*Objective*:
State only the number of lines that contain the string "info".

*Dataset records*:
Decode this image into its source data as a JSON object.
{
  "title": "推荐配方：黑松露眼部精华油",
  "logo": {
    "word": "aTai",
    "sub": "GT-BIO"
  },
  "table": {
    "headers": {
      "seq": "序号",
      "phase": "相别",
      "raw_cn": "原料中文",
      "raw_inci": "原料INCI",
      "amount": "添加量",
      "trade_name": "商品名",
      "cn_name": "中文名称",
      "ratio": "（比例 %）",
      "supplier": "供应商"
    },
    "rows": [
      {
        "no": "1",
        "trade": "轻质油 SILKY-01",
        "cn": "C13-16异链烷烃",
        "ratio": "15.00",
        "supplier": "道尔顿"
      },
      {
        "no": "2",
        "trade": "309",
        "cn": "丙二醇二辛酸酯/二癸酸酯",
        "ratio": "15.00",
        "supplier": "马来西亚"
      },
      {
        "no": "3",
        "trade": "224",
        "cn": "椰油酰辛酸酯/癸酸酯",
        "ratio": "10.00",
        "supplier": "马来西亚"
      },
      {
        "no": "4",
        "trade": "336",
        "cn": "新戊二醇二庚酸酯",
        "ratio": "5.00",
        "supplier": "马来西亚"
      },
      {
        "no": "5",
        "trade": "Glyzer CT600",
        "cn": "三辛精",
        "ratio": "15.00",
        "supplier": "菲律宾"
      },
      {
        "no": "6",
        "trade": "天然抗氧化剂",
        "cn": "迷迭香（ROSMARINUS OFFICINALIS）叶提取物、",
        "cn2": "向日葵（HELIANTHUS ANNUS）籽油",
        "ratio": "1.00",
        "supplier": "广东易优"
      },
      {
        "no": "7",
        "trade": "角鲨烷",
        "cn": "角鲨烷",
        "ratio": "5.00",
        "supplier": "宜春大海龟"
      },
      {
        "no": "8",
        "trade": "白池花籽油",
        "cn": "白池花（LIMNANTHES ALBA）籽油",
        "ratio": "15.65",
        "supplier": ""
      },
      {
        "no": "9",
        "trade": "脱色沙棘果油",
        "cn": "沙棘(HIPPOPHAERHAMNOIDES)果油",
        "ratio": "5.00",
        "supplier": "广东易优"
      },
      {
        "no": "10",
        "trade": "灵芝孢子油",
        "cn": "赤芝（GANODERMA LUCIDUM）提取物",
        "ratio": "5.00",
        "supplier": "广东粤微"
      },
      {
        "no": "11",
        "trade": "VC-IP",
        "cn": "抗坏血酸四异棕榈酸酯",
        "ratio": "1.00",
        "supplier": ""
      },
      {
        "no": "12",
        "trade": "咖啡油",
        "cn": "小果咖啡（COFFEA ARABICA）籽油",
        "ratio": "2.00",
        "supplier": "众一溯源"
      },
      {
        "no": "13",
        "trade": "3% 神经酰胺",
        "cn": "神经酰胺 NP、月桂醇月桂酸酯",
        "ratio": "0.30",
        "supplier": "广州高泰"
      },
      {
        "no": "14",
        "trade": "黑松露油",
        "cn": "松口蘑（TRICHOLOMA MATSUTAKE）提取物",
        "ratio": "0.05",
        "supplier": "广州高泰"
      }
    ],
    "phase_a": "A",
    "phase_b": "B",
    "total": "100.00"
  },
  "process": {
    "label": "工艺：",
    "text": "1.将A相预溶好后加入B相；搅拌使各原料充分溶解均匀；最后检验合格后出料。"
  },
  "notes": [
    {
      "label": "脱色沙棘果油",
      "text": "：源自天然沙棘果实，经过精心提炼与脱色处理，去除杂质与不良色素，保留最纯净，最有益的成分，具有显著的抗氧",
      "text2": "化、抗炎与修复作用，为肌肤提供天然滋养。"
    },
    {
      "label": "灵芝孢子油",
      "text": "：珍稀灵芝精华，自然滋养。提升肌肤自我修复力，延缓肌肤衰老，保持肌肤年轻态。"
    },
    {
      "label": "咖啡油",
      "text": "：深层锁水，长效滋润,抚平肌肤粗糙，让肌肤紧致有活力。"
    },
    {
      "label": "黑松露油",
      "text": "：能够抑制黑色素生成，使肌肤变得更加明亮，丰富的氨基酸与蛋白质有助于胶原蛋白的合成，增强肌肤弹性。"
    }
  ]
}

---

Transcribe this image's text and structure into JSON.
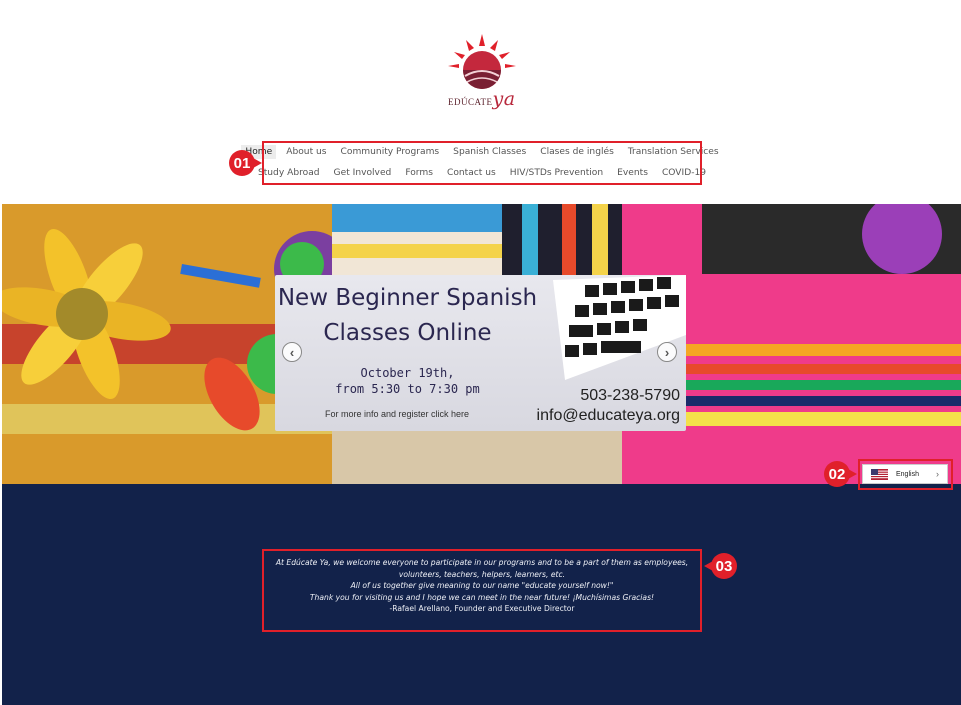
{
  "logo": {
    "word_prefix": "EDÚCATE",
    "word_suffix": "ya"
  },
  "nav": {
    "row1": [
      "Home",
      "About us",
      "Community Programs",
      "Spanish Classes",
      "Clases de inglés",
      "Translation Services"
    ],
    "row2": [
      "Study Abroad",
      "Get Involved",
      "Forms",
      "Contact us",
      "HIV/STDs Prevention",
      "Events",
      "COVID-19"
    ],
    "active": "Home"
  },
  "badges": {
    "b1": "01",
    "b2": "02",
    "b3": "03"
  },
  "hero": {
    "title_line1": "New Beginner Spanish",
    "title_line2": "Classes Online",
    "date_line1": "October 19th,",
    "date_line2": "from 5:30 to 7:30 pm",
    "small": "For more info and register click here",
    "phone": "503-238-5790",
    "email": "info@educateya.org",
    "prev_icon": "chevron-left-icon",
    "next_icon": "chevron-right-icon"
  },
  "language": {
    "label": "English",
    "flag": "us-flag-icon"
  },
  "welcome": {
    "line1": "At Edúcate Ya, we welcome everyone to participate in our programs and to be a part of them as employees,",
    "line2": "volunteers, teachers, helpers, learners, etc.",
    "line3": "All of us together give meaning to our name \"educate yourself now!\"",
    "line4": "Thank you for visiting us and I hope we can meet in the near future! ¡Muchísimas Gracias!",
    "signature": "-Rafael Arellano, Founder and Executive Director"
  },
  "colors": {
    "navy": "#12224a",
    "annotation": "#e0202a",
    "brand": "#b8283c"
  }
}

*Written response*:
2